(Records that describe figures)
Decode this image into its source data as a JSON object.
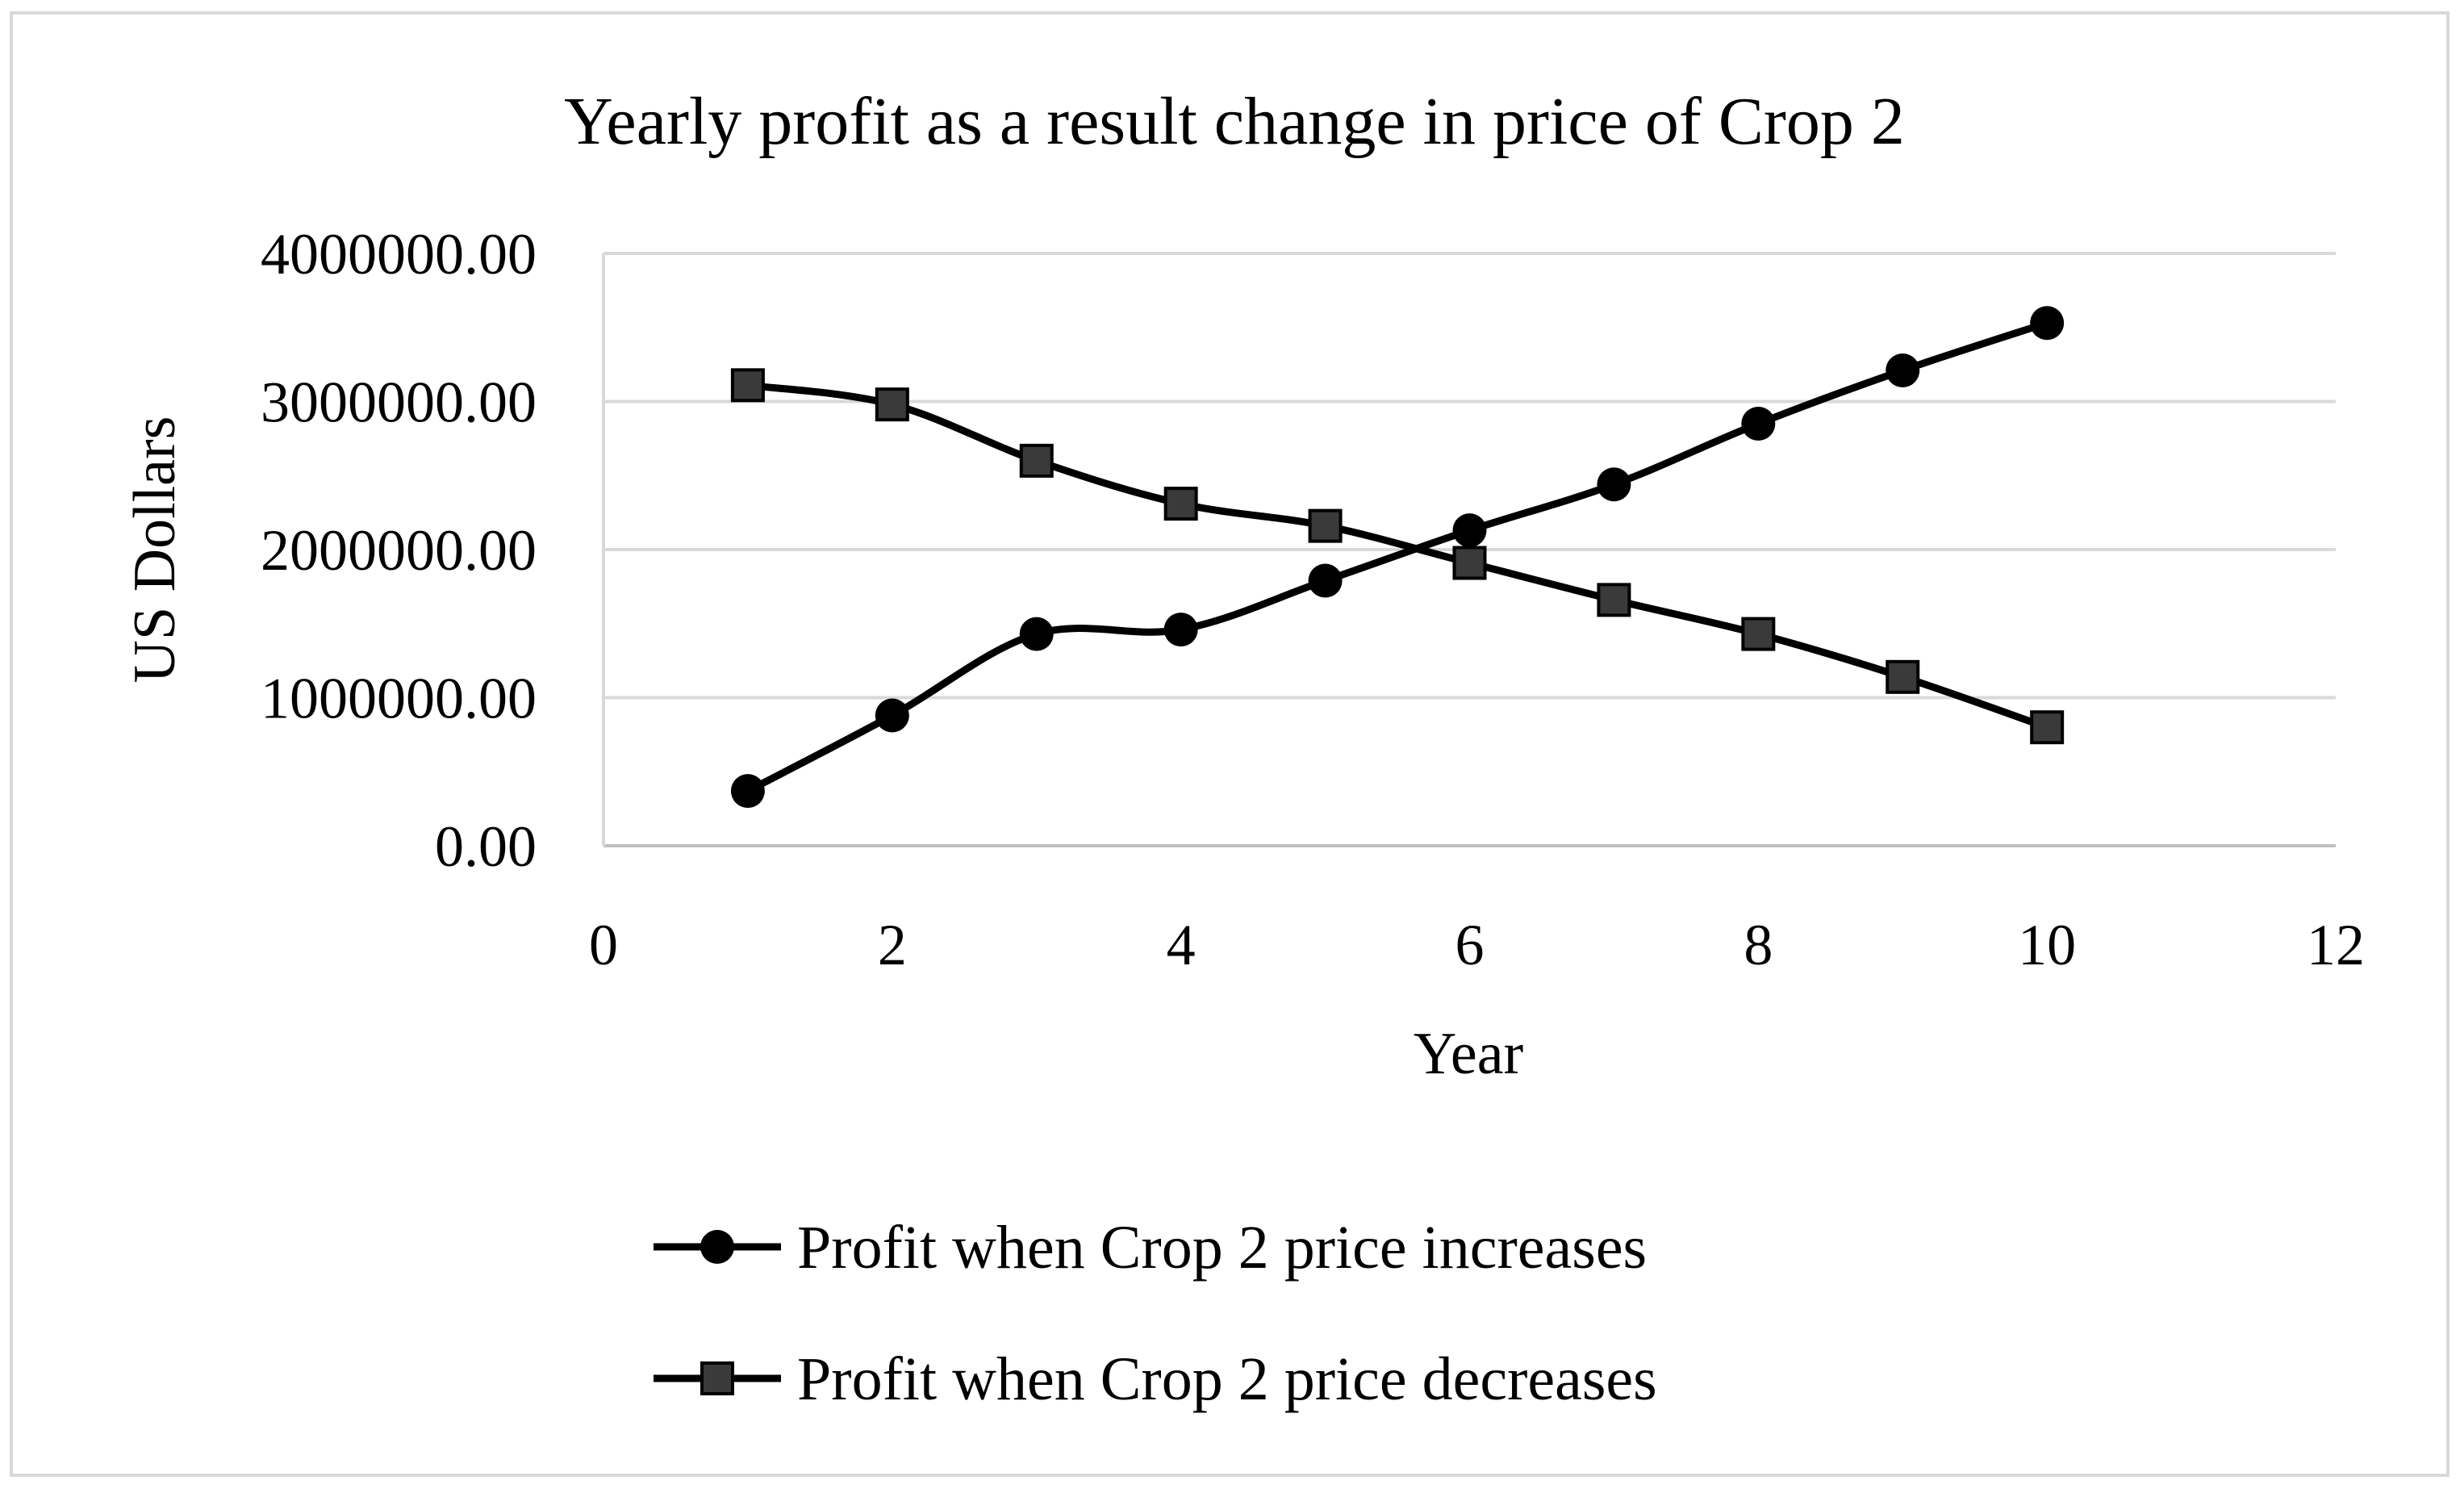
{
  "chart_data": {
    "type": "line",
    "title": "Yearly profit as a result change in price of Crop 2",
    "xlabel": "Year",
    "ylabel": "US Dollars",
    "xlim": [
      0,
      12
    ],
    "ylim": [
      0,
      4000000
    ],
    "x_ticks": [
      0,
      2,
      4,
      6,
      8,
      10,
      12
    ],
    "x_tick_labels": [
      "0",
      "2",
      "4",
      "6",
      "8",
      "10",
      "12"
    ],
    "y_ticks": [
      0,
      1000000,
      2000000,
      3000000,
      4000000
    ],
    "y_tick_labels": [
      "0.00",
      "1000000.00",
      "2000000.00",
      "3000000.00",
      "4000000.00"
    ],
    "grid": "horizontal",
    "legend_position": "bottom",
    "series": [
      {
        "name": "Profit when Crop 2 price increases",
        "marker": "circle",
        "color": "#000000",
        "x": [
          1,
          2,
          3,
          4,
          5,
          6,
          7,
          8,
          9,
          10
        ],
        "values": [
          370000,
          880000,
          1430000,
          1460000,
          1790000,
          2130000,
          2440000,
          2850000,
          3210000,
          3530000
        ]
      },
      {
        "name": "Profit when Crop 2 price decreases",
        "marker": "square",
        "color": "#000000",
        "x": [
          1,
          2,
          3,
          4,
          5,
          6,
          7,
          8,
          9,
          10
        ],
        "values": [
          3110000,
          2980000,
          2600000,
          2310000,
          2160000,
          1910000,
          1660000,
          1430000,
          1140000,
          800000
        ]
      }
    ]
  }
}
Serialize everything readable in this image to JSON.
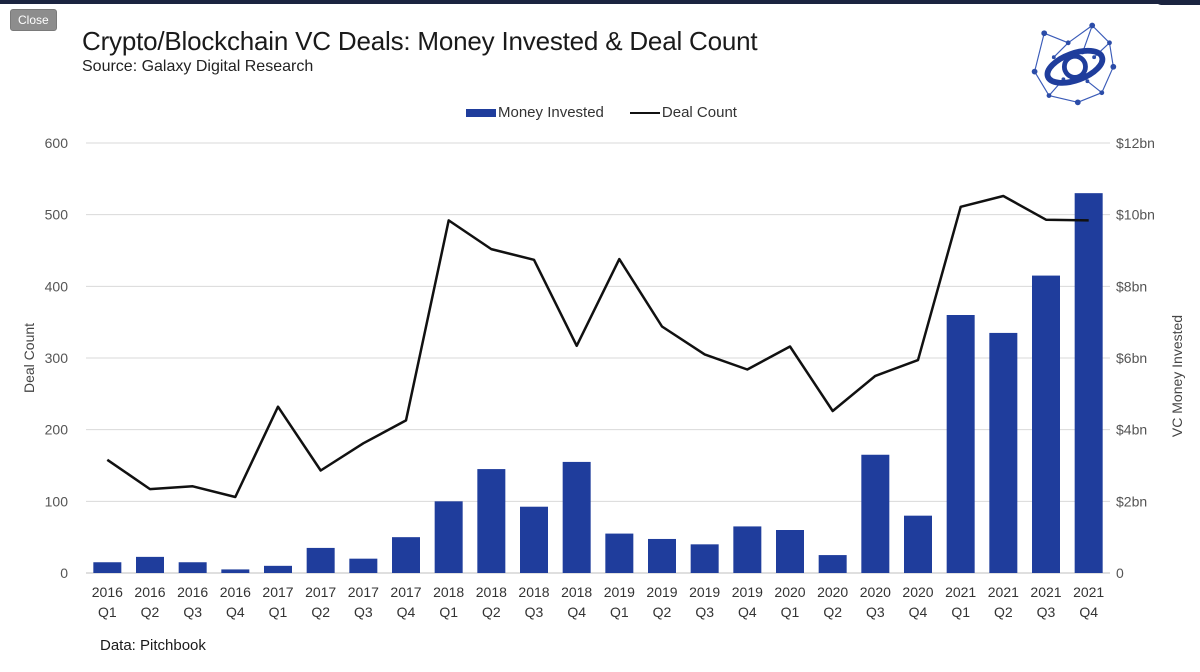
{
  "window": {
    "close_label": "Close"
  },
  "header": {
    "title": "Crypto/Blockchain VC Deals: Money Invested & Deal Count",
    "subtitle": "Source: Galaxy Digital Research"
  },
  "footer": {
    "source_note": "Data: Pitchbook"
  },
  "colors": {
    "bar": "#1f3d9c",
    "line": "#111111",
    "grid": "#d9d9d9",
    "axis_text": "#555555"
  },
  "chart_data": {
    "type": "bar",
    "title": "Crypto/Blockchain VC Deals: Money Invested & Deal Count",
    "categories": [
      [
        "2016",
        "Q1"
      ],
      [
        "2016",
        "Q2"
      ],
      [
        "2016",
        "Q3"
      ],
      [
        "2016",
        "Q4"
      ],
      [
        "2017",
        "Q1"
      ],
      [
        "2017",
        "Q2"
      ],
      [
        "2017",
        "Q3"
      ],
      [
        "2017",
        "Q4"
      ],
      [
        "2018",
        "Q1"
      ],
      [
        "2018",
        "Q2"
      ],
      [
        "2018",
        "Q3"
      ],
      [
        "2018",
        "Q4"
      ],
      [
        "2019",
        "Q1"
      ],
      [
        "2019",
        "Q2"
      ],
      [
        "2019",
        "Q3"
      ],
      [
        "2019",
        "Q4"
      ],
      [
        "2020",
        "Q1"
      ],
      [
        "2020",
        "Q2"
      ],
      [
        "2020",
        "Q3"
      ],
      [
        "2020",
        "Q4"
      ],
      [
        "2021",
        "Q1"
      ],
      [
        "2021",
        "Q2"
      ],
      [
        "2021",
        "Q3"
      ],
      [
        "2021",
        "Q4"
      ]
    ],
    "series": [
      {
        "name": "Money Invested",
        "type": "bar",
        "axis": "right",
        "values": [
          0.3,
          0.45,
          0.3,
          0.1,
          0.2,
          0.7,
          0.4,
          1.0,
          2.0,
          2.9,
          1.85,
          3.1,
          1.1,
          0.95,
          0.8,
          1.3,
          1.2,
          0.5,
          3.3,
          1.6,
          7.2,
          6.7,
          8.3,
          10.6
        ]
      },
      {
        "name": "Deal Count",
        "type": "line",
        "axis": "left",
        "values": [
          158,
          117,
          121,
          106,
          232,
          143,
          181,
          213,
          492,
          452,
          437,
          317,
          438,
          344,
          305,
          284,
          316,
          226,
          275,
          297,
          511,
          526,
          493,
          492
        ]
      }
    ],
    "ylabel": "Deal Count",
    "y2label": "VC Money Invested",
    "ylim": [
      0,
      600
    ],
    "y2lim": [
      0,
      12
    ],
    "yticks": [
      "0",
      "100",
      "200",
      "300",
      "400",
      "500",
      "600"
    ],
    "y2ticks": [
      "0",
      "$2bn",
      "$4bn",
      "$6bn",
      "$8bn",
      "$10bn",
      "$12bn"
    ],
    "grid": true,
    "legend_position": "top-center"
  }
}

- [TASK DESCRIPTION]:
Skip the pictures, then retype every line above exactly.

- [FULL ANSWER]:
Decode this image into its source data as a JSON object.
{
  "chart_data": {
    "type": "line",
    "title": "Yearly profit as a result change in price of Crop 2",
    "xlabel": "Year",
    "ylabel": "US Dollars",
    "xlim": [
      0,
      12
    ],
    "ylim": [
      0,
      4000000
    ],
    "x_ticks": [
      0,
      2,
      4,
      6,
      8,
      10,
      12
    ],
    "x_tick_labels": [
      "0",
      "2",
      "4",
      "6",
      "8",
      "10",
      "12"
    ],
    "y_ticks": [
      0,
      1000000,
      2000000,
      3000000,
      4000000
    ],
    "y_tick_labels": [
      "0.00",
      "1000000.00",
      "2000000.00",
      "3000000.00",
      "4000000.00"
    ],
    "grid": "horizontal",
    "legend_position": "bottom",
    "series": [
      {
        "name": "Profit when Crop 2 price increases",
        "marker": "circle",
        "color": "#000000",
        "x": [
          1,
          2,
          3,
          4,
          5,
          6,
          7,
          8,
          9,
          10
        ],
        "values": [
          370000,
          880000,
          1430000,
          1460000,
          1790000,
          2130000,
          2440000,
          2850000,
          3210000,
          3530000
        ]
      },
      {
        "name": "Profit when Crop 2 price decreases",
        "marker": "square",
        "color": "#000000",
        "x": [
          1,
          2,
          3,
          4,
          5,
          6,
          7,
          8,
          9,
          10
        ],
        "values": [
          3110000,
          2980000,
          2600000,
          2310000,
          2160000,
          1910000,
          1660000,
          1430000,
          1140000,
          800000
        ]
      }
    ]
  }
}
Serialize everything readable in this image to JSON.
{
  "window": {
    "close_label": "Close"
  },
  "header": {
    "title": "Crypto/Blockchain VC Deals: Money Invested & Deal Count",
    "subtitle": "Source: Galaxy Digital Research"
  },
  "footer": {
    "source_note": "Data: Pitchbook"
  },
  "colors": {
    "bar": "#1f3d9c",
    "line": "#111111",
    "grid": "#d9d9d9",
    "axis_text": "#555555"
  },
  "chart_data": {
    "type": "bar",
    "title": "Crypto/Blockchain VC Deals: Money Invested & Deal Count",
    "categories": [
      [
        "2016",
        "Q1"
      ],
      [
        "2016",
        "Q2"
      ],
      [
        "2016",
        "Q3"
      ],
      [
        "2016",
        "Q4"
      ],
      [
        "2017",
        "Q1"
      ],
      [
        "2017",
        "Q2"
      ],
      [
        "2017",
        "Q3"
      ],
      [
        "2017",
        "Q4"
      ],
      [
        "2018",
        "Q1"
      ],
      [
        "2018",
        "Q2"
      ],
      [
        "2018",
        "Q3"
      ],
      [
        "2018",
        "Q4"
      ],
      [
        "2019",
        "Q1"
      ],
      [
        "2019",
        "Q2"
      ],
      [
        "2019",
        "Q3"
      ],
      [
        "2019",
        "Q4"
      ],
      [
        "2020",
        "Q1"
      ],
      [
        "2020",
        "Q2"
      ],
      [
        "2020",
        "Q3"
      ],
      [
        "2020",
        "Q4"
      ],
      [
        "2021",
        "Q1"
      ],
      [
        "2021",
        "Q2"
      ],
      [
        "2021",
        "Q3"
      ],
      [
        "2021",
        "Q4"
      ]
    ],
    "series": [
      {
        "name": "Money Invested",
        "type": "bar",
        "axis": "right",
        "values": [
          0.3,
          0.45,
          0.3,
          0.1,
          0.2,
          0.7,
          0.4,
          1.0,
          2.0,
          2.9,
          1.85,
          3.1,
          1.1,
          0.95,
          0.8,
          1.3,
          1.2,
          0.5,
          3.3,
          1.6,
          7.2,
          6.7,
          8.3,
          10.6
        ]
      },
      {
        "name": "Deal Count",
        "type": "line",
        "axis": "left",
        "values": [
          158,
          117,
          121,
          106,
          232,
          143,
          181,
          213,
          492,
          452,
          437,
          317,
          438,
          344,
          305,
          284,
          316,
          226,
          275,
          297,
          511,
          526,
          493,
          492
        ]
      }
    ],
    "ylabel": "Deal Count",
    "y2label": "VC Money Invested",
    "ylim": [
      0,
      600
    ],
    "y2lim": [
      0,
      12
    ],
    "yticks": [
      "0",
      "100",
      "200",
      "300",
      "400",
      "500",
      "600"
    ],
    "y2ticks": [
      "0",
      "$2bn",
      "$4bn",
      "$6bn",
      "$8bn",
      "$10bn",
      "$12bn"
    ],
    "grid": true,
    "legend_position": "top-center"
  }
}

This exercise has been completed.